§ **Instructions to follow**
Give an exact transcription of every line, dropping the images.

§ **Extracted records**
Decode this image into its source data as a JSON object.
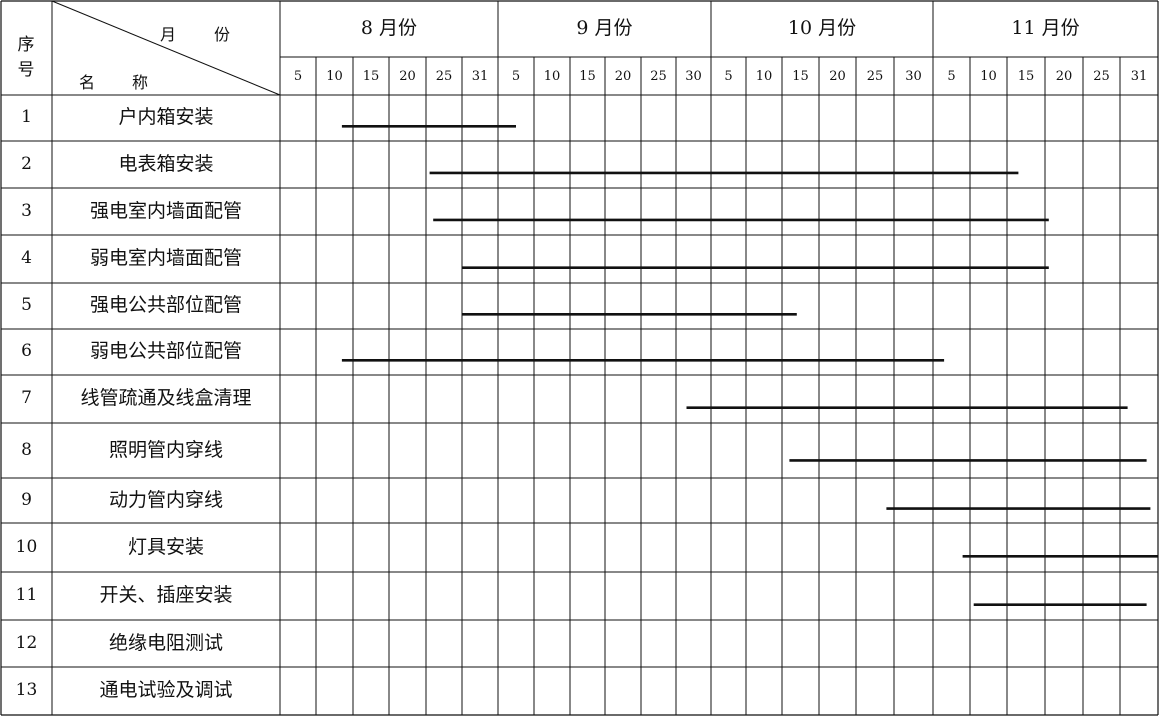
{
  "header": {
    "seq_label": [
      "序",
      "号"
    ],
    "corner_top": [
      "月",
      "份"
    ],
    "corner_bottom": [
      "名",
      "称"
    ],
    "months": [
      "8 月份",
      "9 月份",
      "10 月份",
      "11 月份"
    ],
    "days": [
      [
        "5",
        "10",
        "15",
        "20",
        "25",
        "31"
      ],
      [
        "5",
        "10",
        "15",
        "20",
        "25",
        "30"
      ],
      [
        "5",
        "10",
        "15",
        "20",
        "25",
        "30"
      ],
      [
        "5",
        "10",
        "15",
        "20",
        "25",
        "31"
      ]
    ]
  },
  "rows": [
    {
      "num": "1",
      "name": "户内箱安装",
      "bar": [
        1.7,
        6.5
      ]
    },
    {
      "num": "2",
      "name": "电表箱安装",
      "bar": [
        4.1,
        20.3
      ]
    },
    {
      "num": "3",
      "name": "强电室内墙面配管",
      "bar": [
        4.2,
        21.1
      ]
    },
    {
      "num": "4",
      "name": "弱电室内墙面配管",
      "bar": [
        5.0,
        21.1
      ]
    },
    {
      "num": "5",
      "name": "强电公共部位配管",
      "bar": [
        5.0,
        14.4
      ]
    },
    {
      "num": "6",
      "name": "弱电公共部位配管",
      "bar": [
        1.7,
        18.3
      ]
    },
    {
      "num": "7",
      "name": "线管疏通及线盒清理",
      "bar": [
        11.3,
        23.2
      ]
    },
    {
      "num": "8",
      "name": "照明管内穿线",
      "bar": [
        14.2,
        23.7
      ]
    },
    {
      "num": "9",
      "name": "动力管内穿线",
      "bar": [
        16.8,
        23.8
      ]
    },
    {
      "num": "10",
      "name": "灯具安装",
      "bar": [
        18.8,
        24.0
      ]
    },
    {
      "num": "11",
      "name": "开关、插座安装",
      "bar": [
        19.1,
        23.7
      ]
    },
    {
      "num": "12",
      "name": "绝缘电阻测试"
    },
    {
      "num": "13",
      "name": "通电试验及调试"
    }
  ]
}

§ **Exercise solution**
Decode this image into its source data as a JSON object.
{
  "header": {
    "seq_label": [
      "序",
      "号"
    ],
    "corner_top": [
      "月",
      "份"
    ],
    "corner_bottom": [
      "名",
      "称"
    ],
    "months": [
      "8 月份",
      "9 月份",
      "10 月份",
      "11 月份"
    ],
    "days": [
      [
        "5",
        "10",
        "15",
        "20",
        "25",
        "31"
      ],
      [
        "5",
        "10",
        "15",
        "20",
        "25",
        "30"
      ],
      [
        "5",
        "10",
        "15",
        "20",
        "25",
        "30"
      ],
      [
        "5",
        "10",
        "15",
        "20",
        "25",
        "31"
      ]
    ]
  },
  "rows": [
    {
      "num": "1",
      "name": "户内箱安装",
      "bar": [
        1.7,
        6.5
      ]
    },
    {
      "num": "2",
      "name": "电表箱安装",
      "bar": [
        4.1,
        20.3
      ]
    },
    {
      "num": "3",
      "name": "强电室内墙面配管",
      "bar": [
        4.2,
        21.1
      ]
    },
    {
      "num": "4",
      "name": "弱电室内墙面配管",
      "bar": [
        5.0,
        21.1
      ]
    },
    {
      "num": "5",
      "name": "强电公共部位配管",
      "bar": [
        5.0,
        14.4
      ]
    },
    {
      "num": "6",
      "name": "弱电公共部位配管",
      "bar": [
        1.7,
        18.3
      ]
    },
    {
      "num": "7",
      "name": "线管疏通及线盒清理",
      "bar": [
        11.3,
        23.2
      ]
    },
    {
      "num": "8",
      "name": "照明管内穿线",
      "bar": [
        14.2,
        23.7
      ]
    },
    {
      "num": "9",
      "name": "动力管内穿线",
      "bar": [
        16.8,
        23.8
      ]
    },
    {
      "num": "10",
      "name": "灯具安装",
      "bar": [
        18.8,
        24.0
      ]
    },
    {
      "num": "11",
      "name": "开关、插座安装",
      "bar": [
        19.1,
        23.7
      ]
    },
    {
      "num": "12",
      "name": "绝缘电阻测试"
    },
    {
      "num": "13",
      "name": "通电试验及调试"
    }
  ]
}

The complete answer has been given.